Extract the text of each entry below exactly, leaving every image behind.
══ INFORMATION SUPPLIED
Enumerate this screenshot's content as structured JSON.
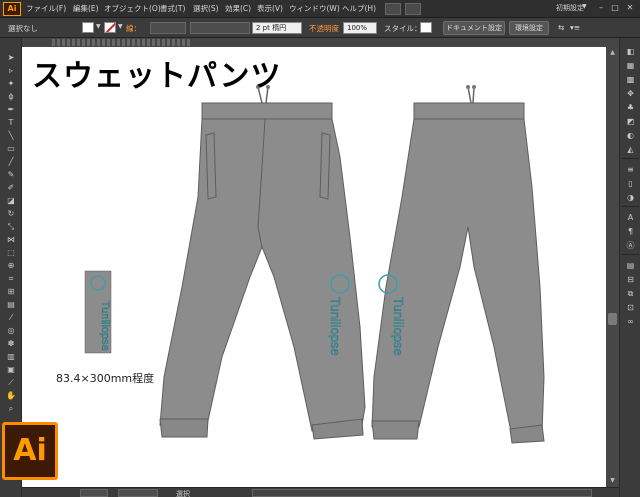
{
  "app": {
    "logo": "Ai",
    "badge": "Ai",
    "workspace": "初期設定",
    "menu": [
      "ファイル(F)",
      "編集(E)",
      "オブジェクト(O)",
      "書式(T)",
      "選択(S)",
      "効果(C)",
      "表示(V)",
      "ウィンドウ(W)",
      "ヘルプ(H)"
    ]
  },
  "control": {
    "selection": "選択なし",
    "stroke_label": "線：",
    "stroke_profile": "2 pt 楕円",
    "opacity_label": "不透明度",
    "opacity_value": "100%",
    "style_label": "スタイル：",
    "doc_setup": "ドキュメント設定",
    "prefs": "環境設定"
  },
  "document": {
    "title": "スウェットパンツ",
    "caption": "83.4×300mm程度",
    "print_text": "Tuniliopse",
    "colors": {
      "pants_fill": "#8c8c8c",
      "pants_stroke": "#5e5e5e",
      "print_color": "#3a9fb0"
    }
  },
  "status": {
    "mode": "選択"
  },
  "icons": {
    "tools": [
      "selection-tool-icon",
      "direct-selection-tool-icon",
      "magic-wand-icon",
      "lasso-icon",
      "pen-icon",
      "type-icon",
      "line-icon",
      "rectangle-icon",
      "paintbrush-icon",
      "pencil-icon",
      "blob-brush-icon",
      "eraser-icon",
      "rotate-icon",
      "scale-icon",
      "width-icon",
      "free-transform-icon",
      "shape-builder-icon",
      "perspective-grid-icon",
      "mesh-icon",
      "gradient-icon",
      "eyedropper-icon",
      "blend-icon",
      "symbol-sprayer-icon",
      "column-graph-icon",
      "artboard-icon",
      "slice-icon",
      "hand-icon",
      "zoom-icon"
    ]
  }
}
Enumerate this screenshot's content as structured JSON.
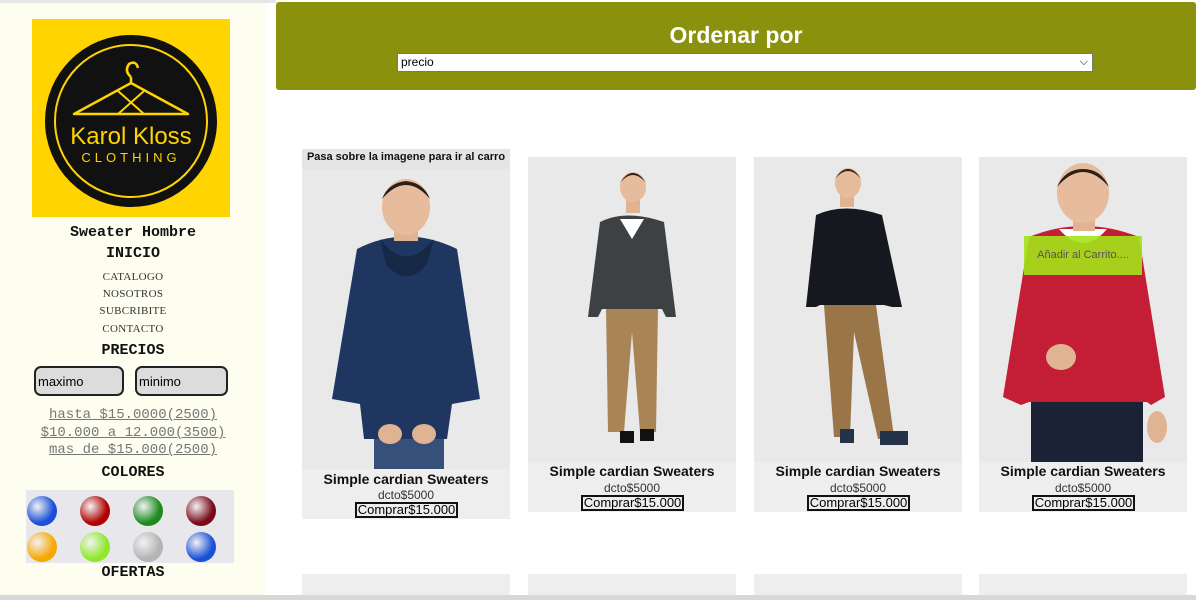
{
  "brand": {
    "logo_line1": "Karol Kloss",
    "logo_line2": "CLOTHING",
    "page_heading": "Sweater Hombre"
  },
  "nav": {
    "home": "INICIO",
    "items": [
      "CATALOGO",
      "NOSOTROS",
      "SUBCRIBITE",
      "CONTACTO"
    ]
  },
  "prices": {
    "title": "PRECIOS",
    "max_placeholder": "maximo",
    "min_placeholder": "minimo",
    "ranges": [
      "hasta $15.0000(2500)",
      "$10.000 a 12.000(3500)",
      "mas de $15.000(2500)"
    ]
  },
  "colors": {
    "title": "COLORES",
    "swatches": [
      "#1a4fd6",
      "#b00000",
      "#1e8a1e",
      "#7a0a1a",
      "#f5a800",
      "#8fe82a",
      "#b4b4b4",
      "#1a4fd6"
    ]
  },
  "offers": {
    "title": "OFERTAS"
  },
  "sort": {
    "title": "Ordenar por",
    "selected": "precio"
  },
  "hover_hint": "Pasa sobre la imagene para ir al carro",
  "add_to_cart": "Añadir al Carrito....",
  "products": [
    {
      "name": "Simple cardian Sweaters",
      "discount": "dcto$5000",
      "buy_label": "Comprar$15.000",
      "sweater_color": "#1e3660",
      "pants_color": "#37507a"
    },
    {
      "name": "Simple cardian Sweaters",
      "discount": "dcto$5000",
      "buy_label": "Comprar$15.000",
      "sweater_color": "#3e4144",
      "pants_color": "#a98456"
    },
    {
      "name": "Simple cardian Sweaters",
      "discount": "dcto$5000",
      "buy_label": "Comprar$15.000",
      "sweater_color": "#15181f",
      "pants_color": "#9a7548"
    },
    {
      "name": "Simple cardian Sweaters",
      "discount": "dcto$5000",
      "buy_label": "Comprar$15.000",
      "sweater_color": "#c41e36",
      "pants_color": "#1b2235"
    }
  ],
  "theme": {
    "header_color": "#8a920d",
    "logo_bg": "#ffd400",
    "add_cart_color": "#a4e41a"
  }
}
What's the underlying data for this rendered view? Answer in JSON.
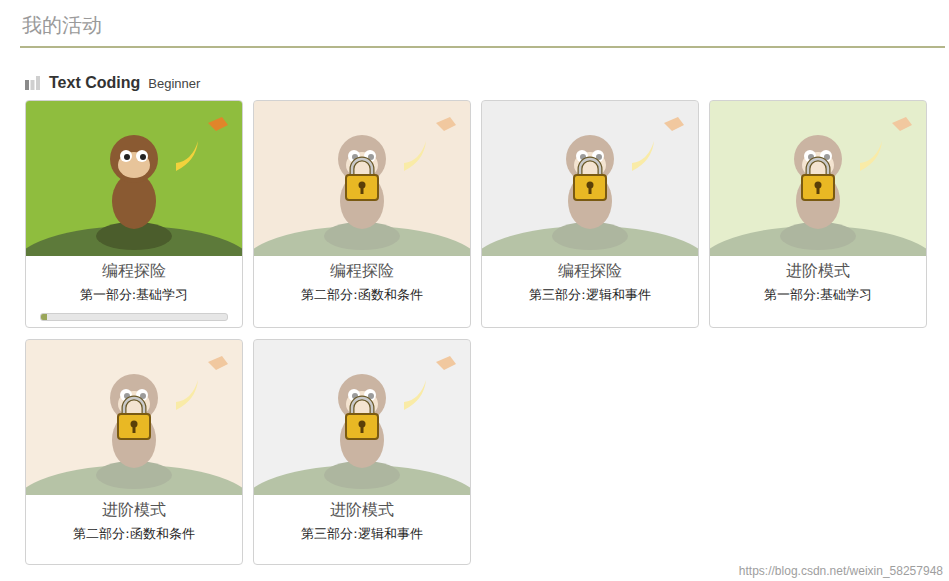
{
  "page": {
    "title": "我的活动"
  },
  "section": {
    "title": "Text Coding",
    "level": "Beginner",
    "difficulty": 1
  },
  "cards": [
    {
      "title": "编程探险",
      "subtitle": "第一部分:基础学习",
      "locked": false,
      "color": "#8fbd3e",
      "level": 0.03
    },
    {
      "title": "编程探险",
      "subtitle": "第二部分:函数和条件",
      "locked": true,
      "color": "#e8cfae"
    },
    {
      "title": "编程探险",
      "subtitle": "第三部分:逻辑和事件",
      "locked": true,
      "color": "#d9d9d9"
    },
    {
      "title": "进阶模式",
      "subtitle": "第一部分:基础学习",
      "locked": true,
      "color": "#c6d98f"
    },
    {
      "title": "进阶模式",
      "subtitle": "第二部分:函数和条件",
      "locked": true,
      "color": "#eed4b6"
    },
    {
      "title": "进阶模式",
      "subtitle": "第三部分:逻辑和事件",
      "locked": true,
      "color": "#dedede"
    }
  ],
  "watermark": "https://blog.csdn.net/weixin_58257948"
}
════
▶ _RESPONSE_:
Enumerate this screenshot's content as structured JSON.
{
  "app": {
    "logo": "Ai",
    "badge": "Ai",
    "workspace": "初期設定",
    "menu": [
      "ファイル(F)",
      "編集(E)",
      "オブジェクト(O)",
      "書式(T)",
      "選択(S)",
      "効果(C)",
      "表示(V)",
      "ウィンドウ(W)",
      "ヘルプ(H)"
    ]
  },
  "control": {
    "selection": "選択なし",
    "stroke_label": "線：",
    "stroke_profile": "2 pt 楕円",
    "opacity_label": "不透明度",
    "opacity_value": "100%",
    "style_label": "スタイル：",
    "doc_setup": "ドキュメント設定",
    "prefs": "環境設定"
  },
  "document": {
    "title": "スウェットパンツ",
    "caption": "83.4×300mm程度",
    "print_text": "Tuniliopse",
    "colors": {
      "pants_fill": "#8c8c8c",
      "pants_stroke": "#5e5e5e",
      "print_color": "#3a9fb0"
    }
  },
  "status": {
    "mode": "選択"
  },
  "icons": {
    "tools": [
      "selection-tool-icon",
      "direct-selection-tool-icon",
      "magic-wand-icon",
      "lasso-icon",
      "pen-icon",
      "type-icon",
      "line-icon",
      "rectangle-icon",
      "paintbrush-icon",
      "pencil-icon",
      "blob-brush-icon",
      "eraser-icon",
      "rotate-icon",
      "scale-icon",
      "width-icon",
      "free-transform-icon",
      "shape-builder-icon",
      "perspective-grid-icon",
      "mesh-icon",
      "gradient-icon",
      "eyedropper-icon",
      "blend-icon",
      "symbol-sprayer-icon",
      "column-graph-icon",
      "artboard-icon",
      "slice-icon",
      "hand-icon",
      "zoom-icon"
    ]
  }
}
Enumerate this screenshot's content as structured JSON.
{
  "brand": {
    "logo_line1": "Karol Kloss",
    "logo_line2": "CLOTHING",
    "page_heading": "Sweater Hombre"
  },
  "nav": {
    "home": "INICIO",
    "items": [
      "CATALOGO",
      "NOSOTROS",
      "SUBCRIBITE",
      "CONTACTO"
    ]
  },
  "prices": {
    "title": "PRECIOS",
    "max_placeholder": "maximo",
    "min_placeholder": "minimo",
    "ranges": [
      "hasta $15.0000(2500)",
      "$10.000 a 12.000(3500)",
      "mas de $15.000(2500)"
    ]
  },
  "colors": {
    "title": "COLORES",
    "swatches": [
      "#1a4fd6",
      "#b00000",
      "#1e8a1e",
      "#7a0a1a",
      "#f5a800",
      "#8fe82a",
      "#b4b4b4",
      "#1a4fd6"
    ]
  },
  "offers": {
    "title": "OFERTAS"
  },
  "sort": {
    "title": "Ordenar por",
    "selected": "precio"
  },
  "hover_hint": "Pasa sobre la imagene para ir al carro",
  "add_to_cart": "Añadir al Carrito....",
  "products": [
    {
      "name": "Simple cardian Sweaters",
      "discount": "dcto$5000",
      "buy_label": "Comprar$15.000",
      "sweater_color": "#1e3660",
      "pants_color": "#37507a"
    },
    {
      "name": "Simple cardian Sweaters",
      "discount": "dcto$5000",
      "buy_label": "Comprar$15.000",
      "sweater_color": "#3e4144",
      "pants_color": "#a98456"
    },
    {
      "name": "Simple cardian Sweaters",
      "discount": "dcto$5000",
      "buy_label": "Comprar$15.000",
      "sweater_color": "#15181f",
      "pants_color": "#9a7548"
    },
    {
      "name": "Simple cardian Sweaters",
      "discount": "dcto$5000",
      "buy_label": "Comprar$15.000",
      "sweater_color": "#c41e36",
      "pants_color": "#1b2235"
    }
  ],
  "theme": {
    "header_color": "#8a920d",
    "logo_bg": "#ffd400",
    "add_cart_color": "#a4e41a"
  }
}
What's the underlying data for this rendered view? Answer in JSON.
{
  "page": {
    "title": "我的活动"
  },
  "section": {
    "title": "Text Coding",
    "level": "Beginner",
    "difficulty": 1
  },
  "cards": [
    {
      "title": "编程探险",
      "subtitle": "第一部分:基础学习",
      "locked": false,
      "color": "#8fbd3e",
      "level": 0.03
    },
    {
      "title": "编程探险",
      "subtitle": "第二部分:函数和条件",
      "locked": true,
      "color": "#e8cfae"
    },
    {
      "title": "编程探险",
      "subtitle": "第三部分:逻辑和事件",
      "locked": true,
      "color": "#d9d9d9"
    },
    {
      "title": "进阶模式",
      "subtitle": "第一部分:基础学习",
      "locked": true,
      "color": "#c6d98f"
    },
    {
      "title": "进阶模式",
      "subtitle": "第二部分:函数和条件",
      "locked": true,
      "color": "#eed4b6"
    },
    {
      "title": "进阶模式",
      "subtitle": "第三部分:逻辑和事件",
      "locked": true,
      "color": "#dedede"
    }
  ],
  "watermark": "https://blog.csdn.net/weixin_58257948"
}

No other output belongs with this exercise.